> Work required
Output every line of the material exactly, omitting images.

> Records to process
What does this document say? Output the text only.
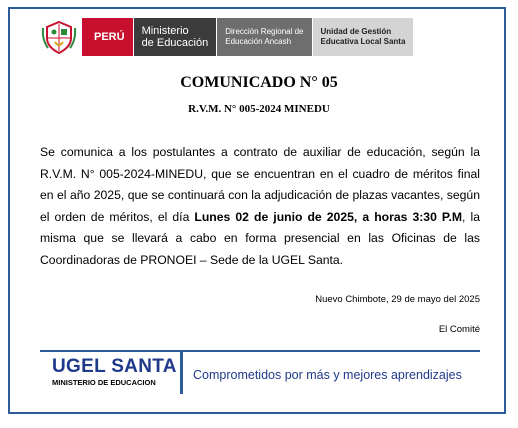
PERÚ	Ministerio
de Educación
Dirección Regional de
Educación Ancash
Unidad de Gestión
Educativa Local Santa
COMUNICADO N° 05
R.V.M. N° 005-2024 MINEDU
Se comunica a los postulantes a contrato de auxiliar de educación, según la R.V.M. N° 005-2024-MINEDU, que se encuentran en el cuadro de méritos final en el año 2025, que se continuará con la adjudicación de plazas vacantes, según el orden de méritos, el día Lunes 02 de junio de 2025, a horas 3:30 P.M, la misma que se llevará a cabo en forma presencial en las Oficinas de las Coordinadoras de PRONOEI – Sede de la UGEL Santa.
Nuevo Chimbote, 29 de mayo del 2025
El Comité
UGEL SANTA
MINISTERIO DE EDUCACION
Comprometidos por más y mejores aprendizajes
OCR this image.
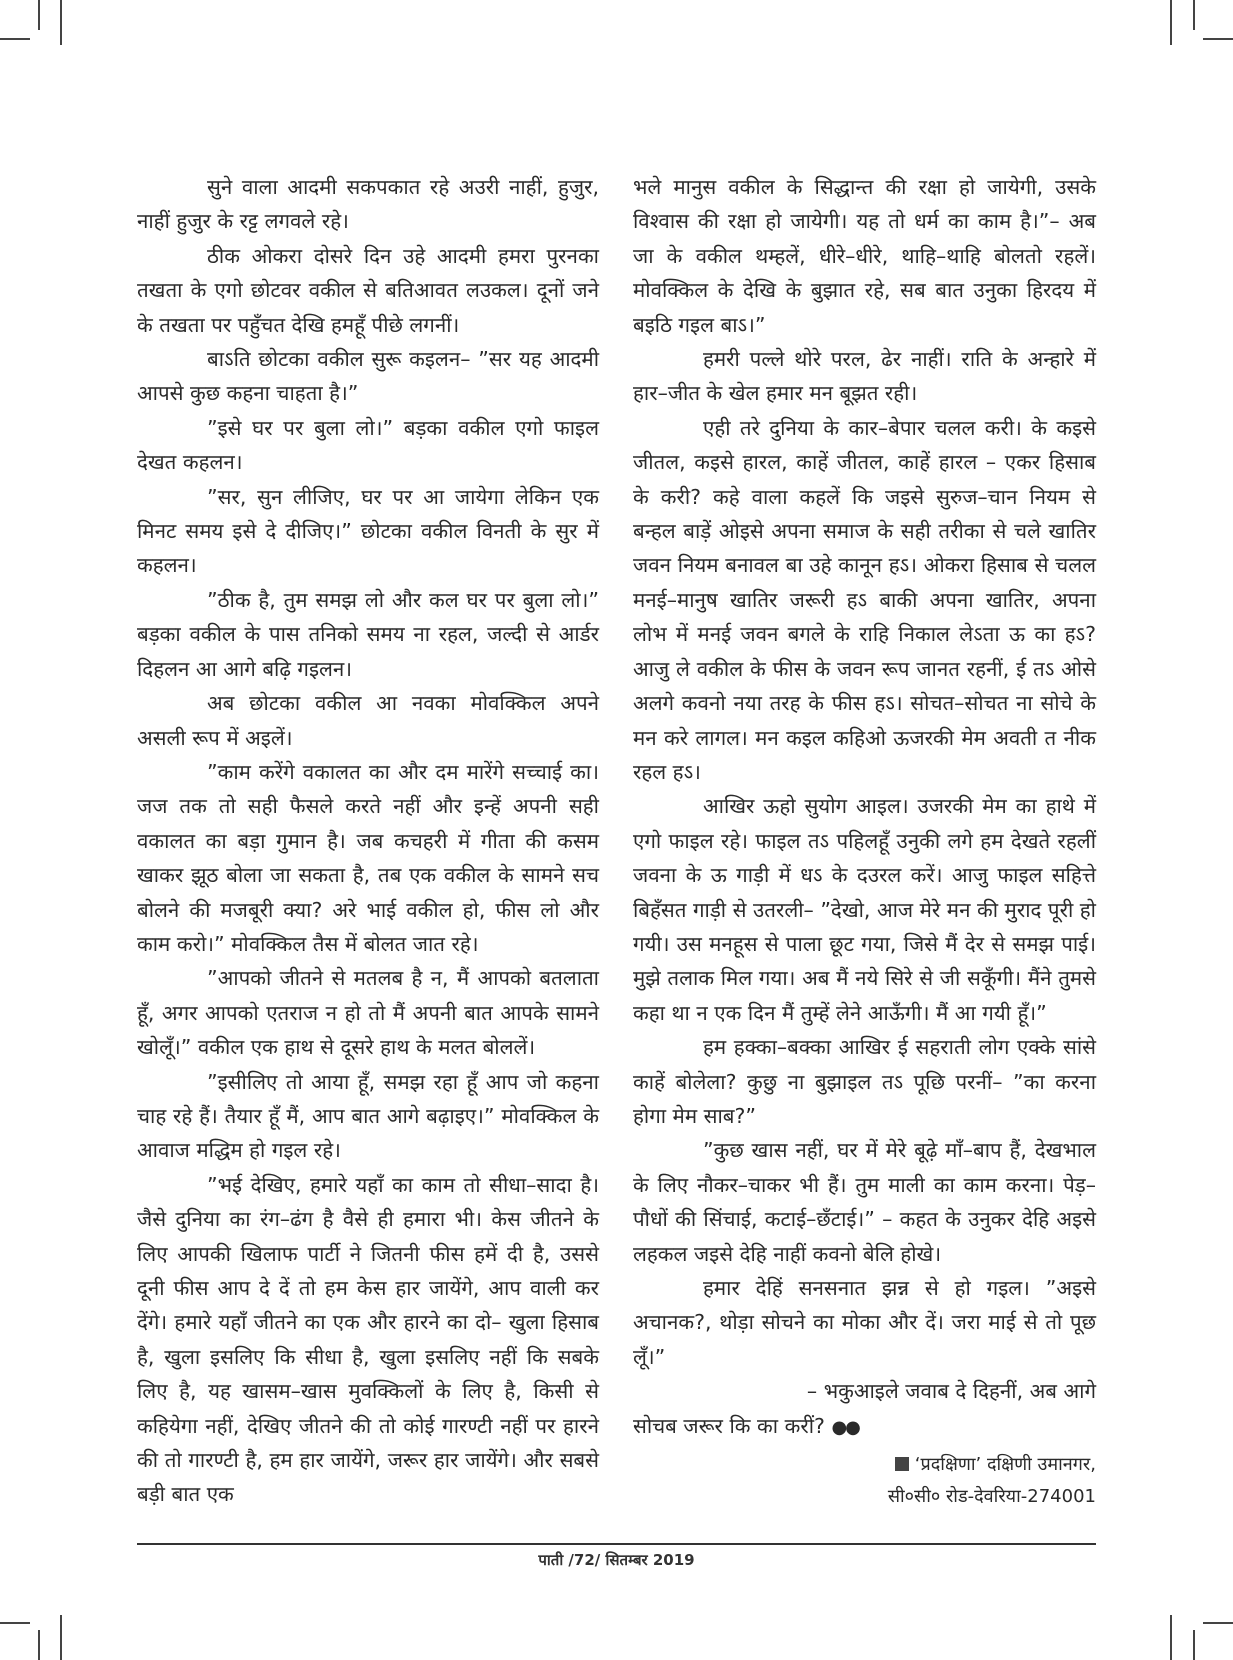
सुने वाला आदमी सकपकात रहे अउरी नाहीं, हुजुर, नाहीं हुजुर के रट्ट लगवले रहे।

ठीक ओकरा दोसरे दिन उहे आदमी हमरा पुरनका तखता के एगो छोटवर वकील से बतिआवत लउकल। दूनों जने के तखता पर पहुँचत देखि हमहूँ पीछे लगनीं।

बाऽति छोटका वकील सुरू कइलन– ”सर यह आदमी आपसे कुछ कहना चाहता है।”

”इसे घर पर बुला लो।” बड़का वकील एगो फाइल देखत कहलन।

”सर, सुन लीजिए, घर पर आ जायेगा लेकिन एक मिनट समय इसे दे दीजिए।” छोटका वकील विनती के सुर में कहलन।

”ठीक है, तुम समझ लो और कल घर पर बुला लो।” बड़का वकील के पास तनिको समय ना रहल, जल्दी से आर्डर दिहलन आ आगे बढ़ि गइलन।

अब छोटका वकील आ नवका मोवक्किल अपने असली रूप में अइलें।

”काम करेंगे वकालत का और दम मारेंगे सच्चाई का। जज तक तो सही फैसले करते नहीं और इन्हें अपनी सही वकालत का बड़ा गुमान है। जब कचहरी में गीता की कसम खाकर झूठ बोला जा सकता है, तब एक वकील के सामने सच बोलने की मजबूरी क्या? अरे भाई वकील हो, फीस लो और काम करो।” मोवक्किल तैस में बोलत जात रहे।

”आपको जीतने से मतलब है न, मैं आपको बतलाता हूँ, अगर आपको एतराज न हो तो मैं अपनी बात आपके सामने खोलूँ।” वकील एक हाथ से दूसरे हाथ के मलत बोललें।

”इसीलिए तो आया हूँ, समझ रहा हूँ आप जो कहना चाह रहे हैं। तैयार हूँ मैं, आप बात आगे बढ़ाइए।” मोवक्किल के आवाज मद्धिम हो गइल रहे।

”भई देखिए, हमारे यहाँ का काम तो सीधा–सादा है। जैसे दुनिया का रंग–ढंग है वैसे ही हमारा भी। केस जीतने के लिए आपकी खिलाफ पार्टी ने जितनी फीस हमें दी है, उससे दूनी फीस आप दे दें तो हम केस हार जायेंगे, आप वाली कर देंगे। हमारे यहाँ जीतने का एक और हारने का दो– खुला हिसाब है, खुला इसलिए कि सीधा है, खुला इसलिए नहीं कि सबके लिए है, यह खासम–खास मुवक्किलों के लिए है, किसी से कहियेगा नहीं, देखिए जीतने की तो कोई गारण्टी नहीं पर हारने की तो गारण्टी है, हम हार जायेंगे, जरूर हार जायेंगे। और सबसे बड़ी बात एक

भले मानुस वकील के सिद्धान्त की रक्षा हो जायेगी, उसके विश्वास की रक्षा हो जायेगी। यह तो धर्म का काम है।”– अब जा के वकील थम्हलें, धीरे–धीरे, थाहि–थाहि बोलतो रहलें। मोवक्किल के देखि के बुझात रहे, सब बात उनुका हिरदय में बइठि गइल बाऽ।”

हमरी पल्ले थोरे परल, ढेर नाहीं। राति के अन्हारे में हार–जीत के खेल हमार मन बूझत रही।

एही तरे दुनिया के कार–बेपार चलल करी। के कइसे जीतल, कइसे हारल, काहें जीतल, काहें हारल – एकर हिसाब के करी? कहे वाला कहलें कि जइसे सुरुज–चान नियम से बन्हल बाड़ें ओइसे अपना समाज के सही तरीका से चले खातिर जवन नियम बनावल बा उहे कानून हऽ। ओकरा हिसाब से चलल मनई–मानुष खातिर जरूरी हऽ बाकी अपना खातिर, अपना लोभ में मनई जवन बगले के राहि निकाल लेऽता ऊ का हऽ? आजु ले वकील के फीस के जवन रूप जानत रहनीं, ई तऽ ओसे अलगे कवनो नया तरह के फीस हऽ। सोचत–सोचत ना सोचे के मन करे लागल। मन कइल कहिओ ऊजरकी मेम अवती त नीक रहल हऽ।

आखिर ऊहो सुयोग आइल। उजरकी मेम का हाथे में एगो फाइल रहे। फाइल तऽ पहिलहूँ उनुकी लगे हम देखते रहलीं जवना के ऊ गाड़ी में धऽ के दउरल करें। आजु फाइल सहित्ते बिहँसत गाड़ी से उतरली– ”देखो, आज मेरे मन की मुराद पूरी हो गयी। उस मनहूस से पाला छूट गया, जिसे मैं देर से समझ पाई। मुझे तलाक मिल गया। अब मैं नये सिरे से जी सकूँगी। मैंने तुमसे कहा था न एक दिन मैं तुम्हें लेने आऊँगी। मैं आ गयी हूँ।”

हम हक्का–बक्का आखिर ई सहराती लोग एक्के सांसे काहें बोलेला? कुछु ना बुझाइल तऽ पूछि परनीं– ”का करना होगा मेम साब?”

”कुछ खास नहीं, घर में मेरे बूढ़े माँ–बाप हैं, देखभाल के लिए नौकर–चाकर भी हैं। तुम माली का काम करना। पेड़–पौधों की सिंचाई, कटाई–छँटाई।” – कहत के उनुकर देहि अइसे लहकल जइसे देहि नाहीं कवनो बेलि होखे।

हमार देहिं सनसनात झन्न से हो गइल। ”अइसे अचानक?, थोड़ा सोचने का मोका और दें। जरा माई से तो पूछ लूँ।”

– भकुआइले जवाब दे दिहनीं, अब आगे

सोचब जरूर कि का करीं? ●●

‘प्रदक्षिणा’ दक्षिणी उमानगर,
सी०सी० रोड-देवरिया-274001
पाती /72/ सितम्बर 2019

> Answer in full
What does this document say? Output the text only.
PERÚ	Ministerio
de Educación
Dirección Regional de
Educación Ancash
Unidad de Gestión
Educativa Local Santa
COMUNICADO N° 05
R.V.M. N° 005-2024 MINEDU
Se comunica a los postulantes a contrato de auxiliar de educación, según la R.V.M. N° 005-2024-MINEDU, que se encuentran en el cuadro de méritos final en el año 2025, que se continuará con la adjudicación de plazas vacantes, según el orden de méritos, el día Lunes 02 de junio de 2025, a horas 3:30 P.M, la misma que se llevará a cabo en forma presencial en las Oficinas de las Coordinadoras de PRONOEI – Sede de la UGEL Santa.
Nuevo Chimbote, 29 de mayo del 2025
El Comité
UGEL SANTA
MINISTERIO DE EDUCACION
Comprometidos por más y mejores aprendizajes
OCR this image.
सुने वाला आदमी सकपकात रहे अउरी नाहीं, हुजुर, नाहीं हुजुर के रट्ट लगवले रहे।

ठीक ओकरा दोसरे दिन उहे आदमी हमरा पुरनका तखता के एगो छोटवर वकील से बतिआवत लउकल। दूनों जने के तखता पर पहुँचत देखि हमहूँ पीछे लगनीं।

बाऽति छोटका वकील सुरू कइलन– ”सर यह आदमी आपसे कुछ कहना चाहता है।”

”इसे घर पर बुला लो।” बड़का वकील एगो फाइल देखत कहलन।

”सर, सुन लीजिए, घर पर आ जायेगा लेकिन एक मिनट समय इसे दे दीजिए।” छोटका वकील विनती के सुर में कहलन।

”ठीक है, तुम समझ लो और कल घर पर बुला लो।” बड़का वकील के पास तनिको समय ना रहल, जल्दी से आर्डर दिहलन आ आगे बढ़ि गइलन।

अब छोटका वकील आ नवका मोवक्किल अपने असली रूप में अइलें।

”काम करेंगे वकालत का और दम मारेंगे सच्चाई का। जज तक तो सही फैसले करते नहीं और इन्हें अपनी सही वकालत का बड़ा गुमान है। जब कचहरी में गीता की कसम खाकर झूठ बोला जा सकता है, तब एक वकील के सामने सच बोलने की मजबूरी क्या? अरे भाई वकील हो, फीस लो और काम करो।” मोवक्किल तैस में बोलत जात रहे।

”आपको जीतने से मतलब है न, मैं आपको बतलाता हूँ, अगर आपको एतराज न हो तो मैं अपनी बात आपके सामने खोलूँ।” वकील एक हाथ से दूसरे हाथ के मलत बोललें।

”इसीलिए तो आया हूँ, समझ रहा हूँ आप जो कहना चाह रहे हैं। तैयार हूँ मैं, आप बात आगे बढ़ाइए।” मोवक्किल के आवाज मद्धिम हो गइल रहे।

”भई देखिए, हमारे यहाँ का काम तो सीधा–सादा है। जैसे दुनिया का रंग–ढंग है वैसे ही हमारा भी। केस जीतने के लिए आपकी खिलाफ पार्टी ने जितनी फीस हमें दी है, उससे दूनी फीस आप दे दें तो हम केस हार जायेंगे, आप वाली कर देंगे। हमारे यहाँ जीतने का एक और हारने का दो– खुला हिसाब है, खुला इसलिए कि सीधा है, खुला इसलिए नहीं कि सबके लिए है, यह खासम–खास मुवक्किलों के लिए है, किसी से कहियेगा नहीं, देखिए जीतने की तो कोई गारण्टी नहीं पर हारने की तो गारण्टी है, हम हार जायेंगे, जरूर हार जायेंगे। और सबसे बड़ी बात एक

भले मानुस वकील के सिद्धान्त की रक्षा हो जायेगी, उसके विश्वास की रक्षा हो जायेगी। यह तो धर्म का काम है।”– अब जा के वकील थम्हलें, धीरे–धीरे, थाहि–थाहि बोलतो रहलें। मोवक्किल के देखि के बुझात रहे, सब बात उनुका हिरदय में बइठि गइल बाऽ।”

हमरी पल्ले थोरे परल, ढेर नाहीं। राति के अन्हारे में हार–जीत के खेल हमार मन बूझत रही।

एही तरे दुनिया के कार–बेपार चलल करी। के कइसे जीतल, कइसे हारल, काहें जीतल, काहें हारल – एकर हिसाब के करी? कहे वाला कहलें कि जइसे सुरुज–चान नियम से बन्हल बाड़ें ओइसे अपना समाज के सही तरीका से चले खातिर जवन नियम बनावल बा उहे कानून हऽ। ओकरा हिसाब से चलल मनई–मानुष खातिर जरूरी हऽ बाकी अपना खातिर, अपना लोभ में मनई जवन बगले के राहि निकाल लेऽता ऊ का हऽ? आजु ले वकील के फीस के जवन रूप जानत रहनीं, ई तऽ ओसे अलगे कवनो नया तरह के फीस हऽ। सोचत–सोचत ना सोचे के मन करे लागल। मन कइल कहिओ ऊजरकी मेम अवती त नीक रहल हऽ।

आखिर ऊहो सुयोग आइल। उजरकी मेम का हाथे में एगो फाइल रहे। फाइल तऽ पहिलहूँ उनुकी लगे हम देखते रहलीं जवना के ऊ गाड़ी में धऽ के दउरल करें। आजु फाइल सहित्ते बिहँसत गाड़ी से उतरली– ”देखो, आज मेरे मन की मुराद पूरी हो गयी। उस मनहूस से पाला छूट गया, जिसे मैं देर से समझ पाई। मुझे तलाक मिल गया। अब मैं नये सिरे से जी सकूँगी। मैंने तुमसे कहा था न एक दिन मैं तुम्हें लेने आऊँगी। मैं आ गयी हूँ।”

हम हक्का–बक्का आखिर ई सहराती लोग एक्के सांसे काहें बोलेला? कुछु ना बुझाइल तऽ पूछि परनीं– ”का करना होगा मेम साब?”

”कुछ खास नहीं, घर में मेरे बूढ़े माँ–बाप हैं, देखभाल के लिए नौकर–चाकर भी हैं। तुम माली का काम करना। पेड़–पौधों की सिंचाई, कटाई–छँटाई।” – कहत के उनुकर देहि अइसे लहकल जइसे देहि नाहीं कवनो बेलि होखे।

हमार देहिं सनसनात झन्न से हो गइल। ”अइसे अचानक?, थोड़ा सोचने का मोका और दें। जरा माई से तो पूछ लूँ।”

– भकुआइले जवाब दे दिहनीं, अब आगे

सोचब जरूर कि का करीं? ●●

‘प्रदक्षिणा’ दक्षिणी उमानगर,
सी०सी० रोड-देवरिया-274001
पाती /72/ सितम्बर 2019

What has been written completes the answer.